Questions to answer:
(a) Answer these questions using the mushroom poisoning report below:
(i) On which hospital day did patient E undergo liver transplant?
(ii) How many suspected A. phalloides ingestions did CPCS investigate over 2 weeks in December 2016?
(iii) What case fatality rate does the report give for amatoxin poisoning?
(b) Please decide whether each statement agrees with the mushroom poisoning report below. Answer yes or no, and quote the words from the report that settle it.
(i) Patient F was discharged home on hospital day 6.
(ii) Cooking inactivates the amanitins.
(iii) Intravenous silibinin is licensed in the United States.
(c) Write the next part of the mushroom poisoning report below, starting right after its final sentence.

The sister of the woman who prepared the meal (patient E) visited the ED before her
other family members, but was discharged home after administration of IV fluids and
antiemetic medications, with a diagnosis of gastroenteritis. She returned to the ED
the following day with persistent nausea, vomiting, diarrhea, and abdominal cramping.
At that time, her AST was 1,712 IU/L, ALT 1,025 IU/L, total bilirubin 2.0 mg/dL, and
INR 1.8 units. She was treated with aggressive IV fluid hydration, IV octreotide,
and IV silibinin, as well as the placement of a biliary drain, but developed irreversible
fulminant hepatic failure and underwent liver transplant on hospital day 4, with subsequent
improvement of her hepatic function.
The family friend (patient F) visited an ED 2 days after ingestion of the mushrooms,
complaining of abdominal pain, nausea, vomiting, and diarrhea. On hospital day 1,
her LFTs peaked at AST 11,940, ALT 11,350, and INR 4.5. She was treated with aggressive
IV fluid hydration, IV octreotide, and IV silibinin. Her hepatic function recovered,
and she was discharged home on hospital day 6.
Additional cases. In the subsequent 2 weeks, CPCS was notified of eight additional
cases of acute liver injury after consumption of wild mushrooms in northern California
counties (Table). One case involved a man aged 36 years who had ingested mushrooms,
later confirmed to be A. phalloides, obtained from a friend who picked them during
a hike. Another case occurred in a man aged 56 years who was evaluated at an ED 2
days after ingestion of foraged mushrooms and required a liver transplant; two cases
occurred in women aged 86 and 93 years who received wild-picked mushrooms from a friend;
and four men aged 19–22 years who developed hepatotoxicity after ingesting what they
thought were psychedelic mushrooms picked from the wild. Most of these patients had
recovery of hepatic function.
Discussion
Over the course of 2 weeks in December 2016, CPCS investigated 14 suspected A. phalloides
ingestions in five northern California counties. Eleven patients recovered, although
three required liver transplants because of irreversible fulminant hepatic failure.
One of those patients, a child, developed cerebral edema and suffered permanent neurologic
sequelae.
Amatoxins, consisting of alpha, beta, and gamma amanitin, account for >90% of deaths
related to mushroom poisoning worldwide (
1
). A. phalloides contains the alpha variety of amanitin, a cyclic octapeptide thought
to be the primary agent of toxicity in humans (
2
). The amanitins are heat stable and are not inactivated by cooking. Once ingested,
amatoxin is readily absorbed from the gastrointestinal tract into the portal circulation
where it is taken up by hepatocytes, binding to DNA-dependent RNA polymerase (II)
and halting intracellular protein synthesis, ultimately resulting in cell death (
3
). A lethal dose can be as low as 0.1 mg/kg, and a single mushroom can contain up
to 15 mg (
1
). The clinical course of amatoxin poisoning is described in three phases: delayed
gastroenteritis with significant body fluid volume loss (after a postingestion latency
of 6–24 hours), symptomatic recovery (24–36 hours after ingestion), and fulminant
hepatic and multiorgan failure (typically 3–5 days after the ingestion) (
4
). Patients who are evaluated early in the course of their illness might be discharged
home only to return later with indications of liver failure, contributing to the relatively
high case fatality rate (10%–20%) (
5
,
6
). Initial treatment emphasizes early supportive care including aggressive fluid and
electrolyte replacement. In the event of irreversible fulminant liver failure, liver
transplant might be required. A variety of therapies including multidose activated
charcoal, high-dose penicillin, N-acetylcysteine, cimetidine, biliary drainage, and
octreotide have been attempted with no definitive evidence of efficacy. Uncontrolled
observational studies of Amanita intoxication suggest that the early use of silibinin,
a milk thistle derivative, is associated with a reduction in mortality when compared
with historical controls (
7
); however, as with the other aforementioned therapies, evidence supporting efficacy
is lacking because of difficulties associated with conducting randomized controlled
trials. Intravenous silibinin is licensed in Europe, and a clinical trial to evaluate
its efficacy in treatment of hepatic failure induced by Amanita mushroom poisoning
is currently underway in the United States.

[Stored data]
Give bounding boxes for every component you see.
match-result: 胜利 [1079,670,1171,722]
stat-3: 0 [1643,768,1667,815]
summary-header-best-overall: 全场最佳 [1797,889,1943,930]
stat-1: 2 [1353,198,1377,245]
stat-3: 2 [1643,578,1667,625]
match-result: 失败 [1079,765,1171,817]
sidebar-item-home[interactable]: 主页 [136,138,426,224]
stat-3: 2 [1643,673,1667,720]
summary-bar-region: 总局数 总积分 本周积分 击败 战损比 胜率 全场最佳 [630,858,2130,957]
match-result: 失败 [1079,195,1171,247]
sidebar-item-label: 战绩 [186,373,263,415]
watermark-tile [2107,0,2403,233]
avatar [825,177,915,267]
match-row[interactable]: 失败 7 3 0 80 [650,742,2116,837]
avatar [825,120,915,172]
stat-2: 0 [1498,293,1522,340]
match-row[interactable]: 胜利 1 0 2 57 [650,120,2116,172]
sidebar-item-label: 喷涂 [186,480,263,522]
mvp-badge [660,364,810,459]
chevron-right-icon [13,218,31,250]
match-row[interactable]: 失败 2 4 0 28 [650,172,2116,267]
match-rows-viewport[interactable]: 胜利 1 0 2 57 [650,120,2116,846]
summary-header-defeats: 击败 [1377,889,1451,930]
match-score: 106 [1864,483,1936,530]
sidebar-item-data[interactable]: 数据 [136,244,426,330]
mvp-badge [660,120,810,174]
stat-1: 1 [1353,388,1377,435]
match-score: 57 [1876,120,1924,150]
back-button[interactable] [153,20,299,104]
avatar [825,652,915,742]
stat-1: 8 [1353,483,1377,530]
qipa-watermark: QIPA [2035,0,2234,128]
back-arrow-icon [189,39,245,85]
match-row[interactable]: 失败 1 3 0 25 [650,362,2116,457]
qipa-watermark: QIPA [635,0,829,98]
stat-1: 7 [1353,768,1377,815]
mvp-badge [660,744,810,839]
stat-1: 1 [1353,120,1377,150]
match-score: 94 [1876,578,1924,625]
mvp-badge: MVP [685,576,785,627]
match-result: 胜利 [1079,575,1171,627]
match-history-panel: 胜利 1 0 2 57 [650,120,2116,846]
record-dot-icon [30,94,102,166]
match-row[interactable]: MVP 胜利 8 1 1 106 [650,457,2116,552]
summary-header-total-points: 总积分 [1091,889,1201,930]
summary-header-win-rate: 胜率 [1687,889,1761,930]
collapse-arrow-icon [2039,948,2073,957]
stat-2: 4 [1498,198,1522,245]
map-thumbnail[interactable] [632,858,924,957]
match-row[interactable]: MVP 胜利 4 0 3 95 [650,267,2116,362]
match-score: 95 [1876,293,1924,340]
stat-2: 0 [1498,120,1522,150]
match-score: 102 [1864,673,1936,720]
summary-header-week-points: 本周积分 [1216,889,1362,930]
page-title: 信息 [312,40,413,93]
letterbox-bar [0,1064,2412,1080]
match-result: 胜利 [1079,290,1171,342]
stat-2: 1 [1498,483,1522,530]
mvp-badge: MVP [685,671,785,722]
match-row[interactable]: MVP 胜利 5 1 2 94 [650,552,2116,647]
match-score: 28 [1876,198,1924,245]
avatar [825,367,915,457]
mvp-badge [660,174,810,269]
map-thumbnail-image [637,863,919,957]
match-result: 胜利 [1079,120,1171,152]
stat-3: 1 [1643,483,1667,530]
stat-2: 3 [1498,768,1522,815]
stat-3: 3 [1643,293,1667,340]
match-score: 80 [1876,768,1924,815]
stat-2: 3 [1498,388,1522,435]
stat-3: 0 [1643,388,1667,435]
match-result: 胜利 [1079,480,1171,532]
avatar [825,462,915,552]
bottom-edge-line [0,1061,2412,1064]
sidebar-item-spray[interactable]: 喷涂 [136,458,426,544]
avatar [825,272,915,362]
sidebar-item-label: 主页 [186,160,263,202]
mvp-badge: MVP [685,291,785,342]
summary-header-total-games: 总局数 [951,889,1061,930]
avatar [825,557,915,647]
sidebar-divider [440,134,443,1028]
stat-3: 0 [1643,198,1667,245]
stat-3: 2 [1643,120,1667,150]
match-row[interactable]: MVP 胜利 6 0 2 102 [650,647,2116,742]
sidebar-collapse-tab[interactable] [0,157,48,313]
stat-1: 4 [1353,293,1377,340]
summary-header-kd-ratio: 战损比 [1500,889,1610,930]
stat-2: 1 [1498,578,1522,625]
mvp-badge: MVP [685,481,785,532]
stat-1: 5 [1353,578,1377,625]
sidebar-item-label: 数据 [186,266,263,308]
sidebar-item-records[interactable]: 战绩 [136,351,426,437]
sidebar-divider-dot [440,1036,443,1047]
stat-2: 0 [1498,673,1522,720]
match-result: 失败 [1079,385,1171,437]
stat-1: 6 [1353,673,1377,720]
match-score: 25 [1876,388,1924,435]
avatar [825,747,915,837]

Solved tasks:
(a)
(i) Hospital day 4.
(ii) 14.
(iii) 10%–20%.

(b)
(i) Yes: "she was discharged home on hospital day 6"
(ii) No: "The amanitins are heat stable and are not inactivated by cooking."
(iii) No: "Intravenous silibinin is licensed in Europe"

(c)
§
The majority of silibinin-treated patients in this report received the drug as participants
of this trial.
¶
Medical providers should contact the regional poison control center or a medical toxicology
consultant to assist in the management of any patient with suspected amatoxic mushroom
ingestion.
In California, A. phalloides species grow in a symbiotic relationship with coast live
oak and other hardwood trees (
8
). They can be especially abundant in the early wet winter months, though the foggy
coastal climate and warmer temperatures can support mushroom growth throughout the
year (
4
). In 2016, local mycologists noted an abundance of wild mushroom growth, and California
county health departments reported an increase in the incidence of mushroom poisoning
(
9
). Although weather conditions and increased numbers of A. phalloides poisonings do
not prove a cause and effect relationship, early seasonal rainfall and warmer subsequent
temperatures made a substantial contribution to mushroom proliferation. In addition,
a general increase in naïve foraging and wildcrafting (i.e., gathering plant material
from its native environment for food or medicinal purposes) activities raises risk
for poisoning.
Mycologists recommend exercising caution when foraging or purchasing wild mushrooms
for consumption. If wild mushrooms are to be consumed, specimens should first be examined,
identified, and deemed edible by an experienced mycologist (
4
). Prompt identification of mushroom-related toxic symptoms in the ED and early, aggressive
IV volume replacement are critical first steps in diminishing the significant morbidity
and mortality associated with amatoxin ingestion. Antidotal therapies might also be
considered in conjunction with a consultant experienced in hepatotoxic mushroom poisoning.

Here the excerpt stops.